-- START OF Supplied records --

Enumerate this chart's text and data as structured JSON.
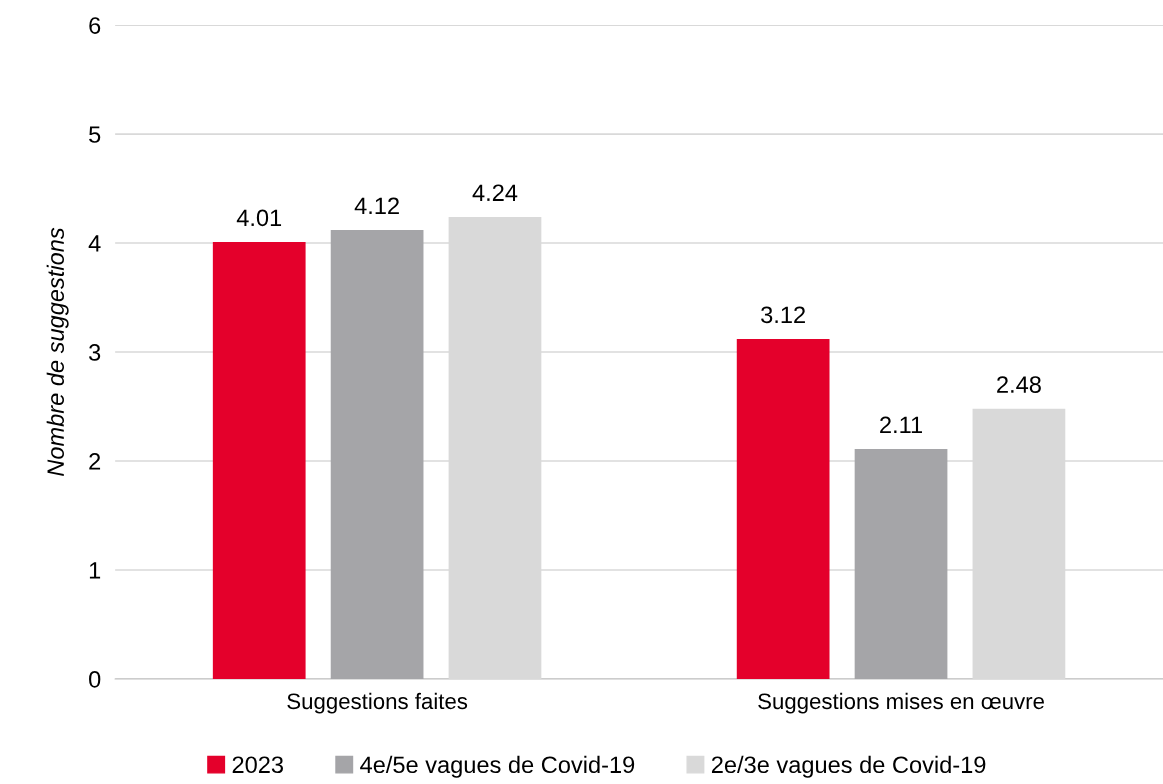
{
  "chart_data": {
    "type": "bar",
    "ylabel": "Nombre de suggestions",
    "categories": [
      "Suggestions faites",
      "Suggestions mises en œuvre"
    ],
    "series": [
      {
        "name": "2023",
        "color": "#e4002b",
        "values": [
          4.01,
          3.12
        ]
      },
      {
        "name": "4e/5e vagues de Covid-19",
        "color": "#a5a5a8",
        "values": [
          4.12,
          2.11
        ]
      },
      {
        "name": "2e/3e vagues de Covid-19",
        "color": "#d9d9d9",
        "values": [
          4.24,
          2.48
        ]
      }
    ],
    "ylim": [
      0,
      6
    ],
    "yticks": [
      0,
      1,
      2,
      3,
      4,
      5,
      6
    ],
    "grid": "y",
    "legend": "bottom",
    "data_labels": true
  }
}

-- END OF Supplied records --

- [Instruction] All of the data above should be transcribed verbatim, with pictures omitted.

- [Result of this task]
Enumerate this chart's text and data as structured JSON.
{
  "chart_data": {
    "type": "bar",
    "ylabel": "Nombre de suggestions",
    "categories": [
      "Suggestions faites",
      "Suggestions mises en œuvre"
    ],
    "series": [
      {
        "name": "2023",
        "color": "#e4002b",
        "values": [
          4.01,
          3.12
        ]
      },
      {
        "name": "4e/5e vagues de Covid-19",
        "color": "#a5a5a8",
        "values": [
          4.12,
          2.11
        ]
      },
      {
        "name": "2e/3e vagues de Covid-19",
        "color": "#d9d9d9",
        "values": [
          4.24,
          2.48
        ]
      }
    ],
    "ylim": [
      0,
      6
    ],
    "yticks": [
      0,
      1,
      2,
      3,
      4,
      5,
      6
    ],
    "grid": "y",
    "legend": "bottom",
    "data_labels": true
  }
}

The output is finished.